▸ **The request**
Omit all pictures and give the records below again exactly as written.

▸ **The records**
--

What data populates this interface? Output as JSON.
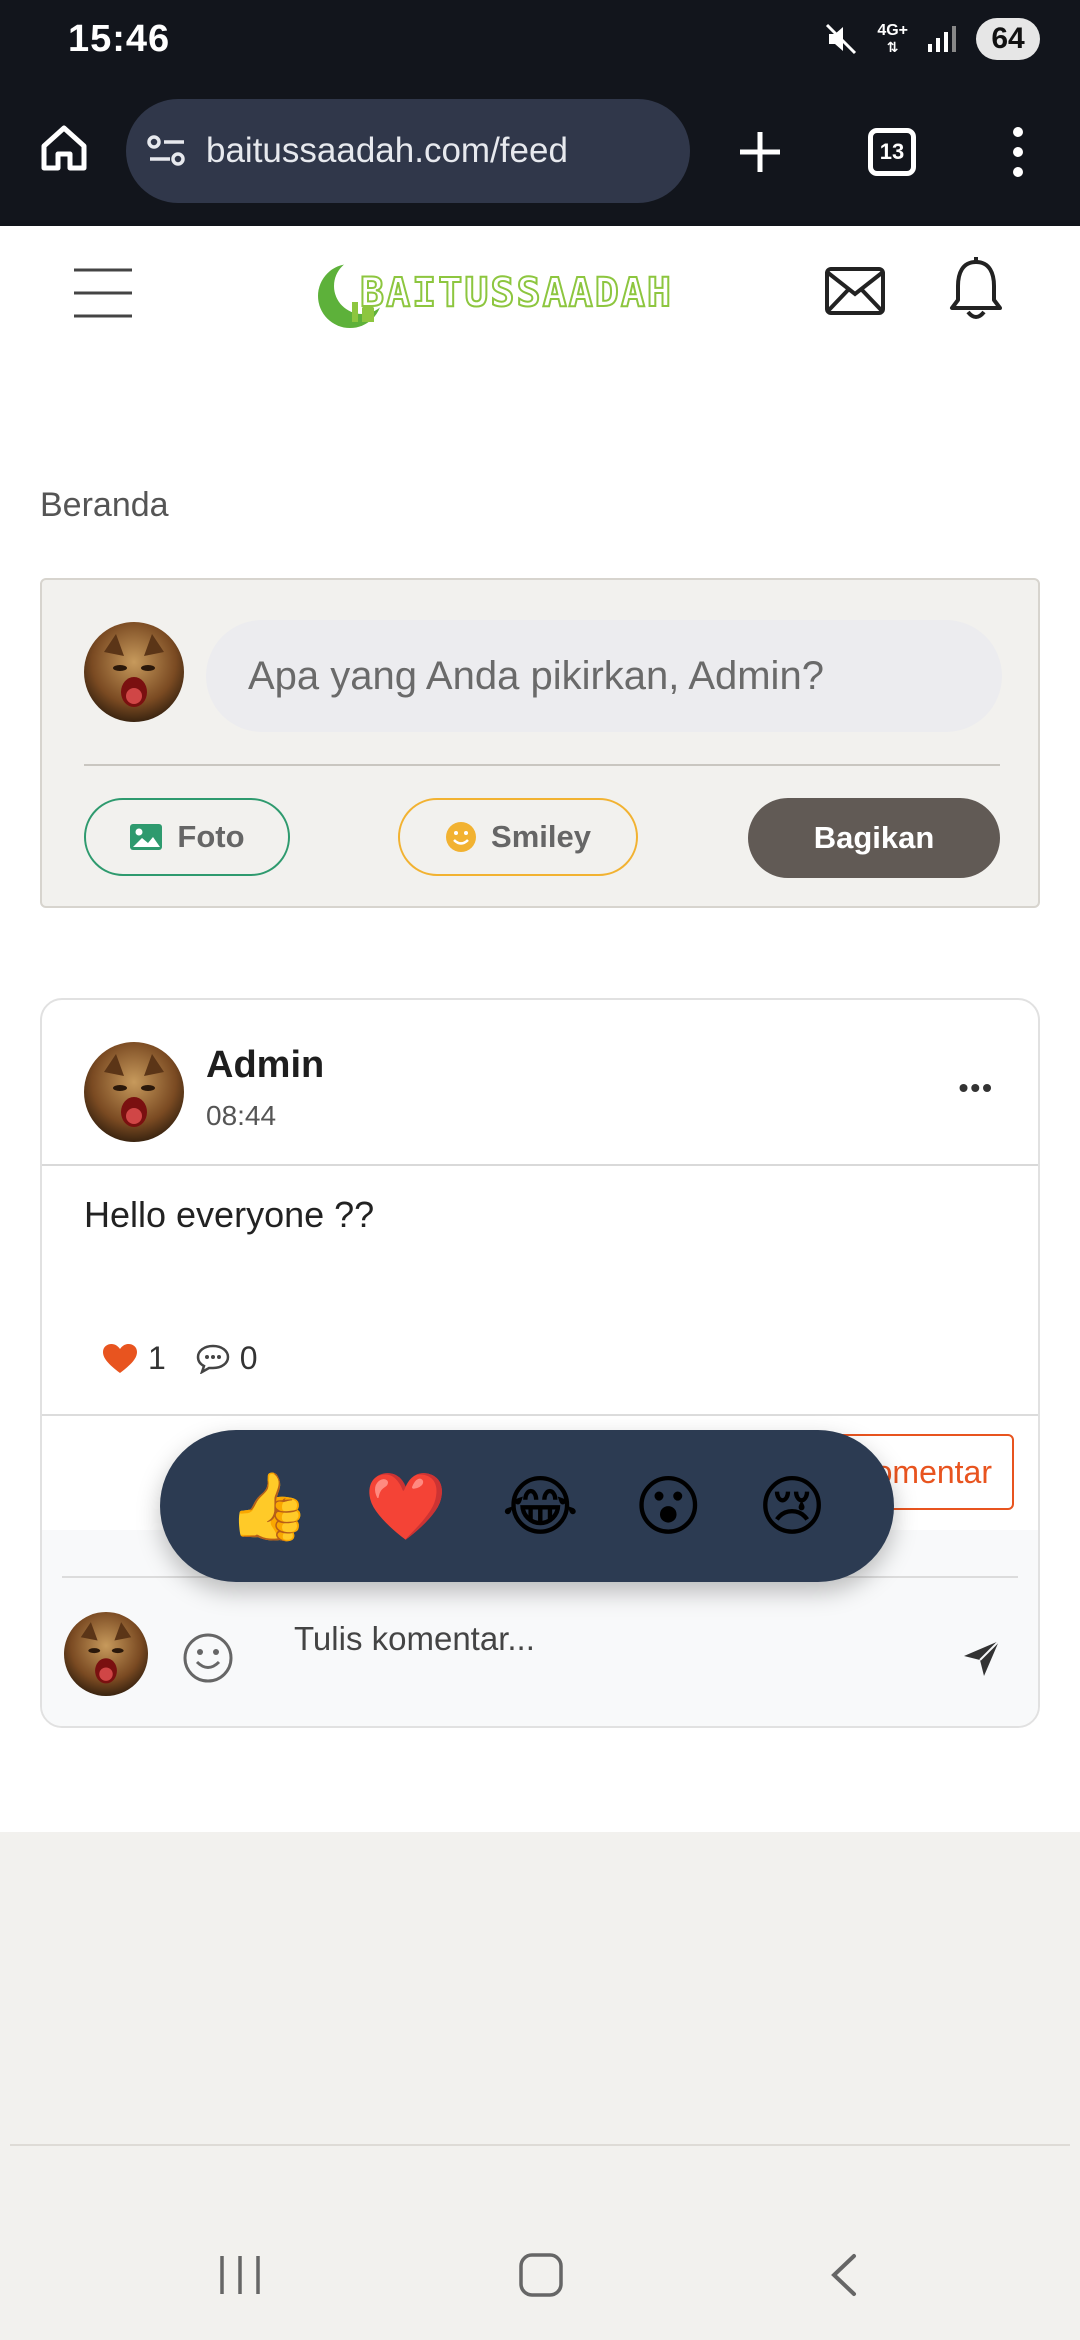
{
  "status_bar": {
    "time": "15:46",
    "network": "4G+",
    "battery": "64"
  },
  "browser": {
    "url": "baitussaadah.com/feed",
    "tab_count": "13"
  },
  "site": {
    "brand": "BAITUSSAADAH"
  },
  "page": {
    "title": "Beranda"
  },
  "composer": {
    "placeholder": "Apa yang Anda pikirkan, Admin?",
    "photo_label": "Foto",
    "smiley_label": "Smiley",
    "share_label": "Bagikan"
  },
  "post": {
    "author": "Admin",
    "time": "08:44",
    "text": "Hello everyone ??",
    "likes": "1",
    "comments": "0",
    "comment_button": "Komentar"
  },
  "reactions": [
    "👍",
    "❤️",
    "😂",
    "😮",
    "😢"
  ],
  "comment_box": {
    "placeholder": "Tulis komentar..."
  },
  "colors": {
    "accent_green": "#2e9a6e",
    "accent_orange": "#e8541f",
    "smiley_yellow": "#f2b231",
    "share_button": "#615a55",
    "reaction_bar": "#2c3b52",
    "browser_bg": "#12151c"
  }
}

--

▸ **Full response**
What data populates this interface? Output as JSON.
{
  "status_bar": {
    "time": "15:46",
    "network": "4G+",
    "battery": "64"
  },
  "browser": {
    "url": "baitussaadah.com/feed",
    "tab_count": "13"
  },
  "site": {
    "brand": "BAITUSSAADAH"
  },
  "page": {
    "title": "Beranda"
  },
  "composer": {
    "placeholder": "Apa yang Anda pikirkan, Admin?",
    "photo_label": "Foto",
    "smiley_label": "Smiley",
    "share_label": "Bagikan"
  },
  "post": {
    "author": "Admin",
    "time": "08:44",
    "text": "Hello everyone ??",
    "likes": "1",
    "comments": "0",
    "comment_button": "Komentar"
  },
  "reactions": [
    "👍",
    "❤️",
    "😂",
    "😮",
    "😢"
  ],
  "comment_box": {
    "placeholder": "Tulis komentar..."
  },
  "colors": {
    "accent_green": "#2e9a6e",
    "accent_orange": "#e8541f",
    "smiley_yellow": "#f2b231",
    "share_button": "#615a55",
    "reaction_bar": "#2c3b52",
    "browser_bg": "#12151c"
  }
}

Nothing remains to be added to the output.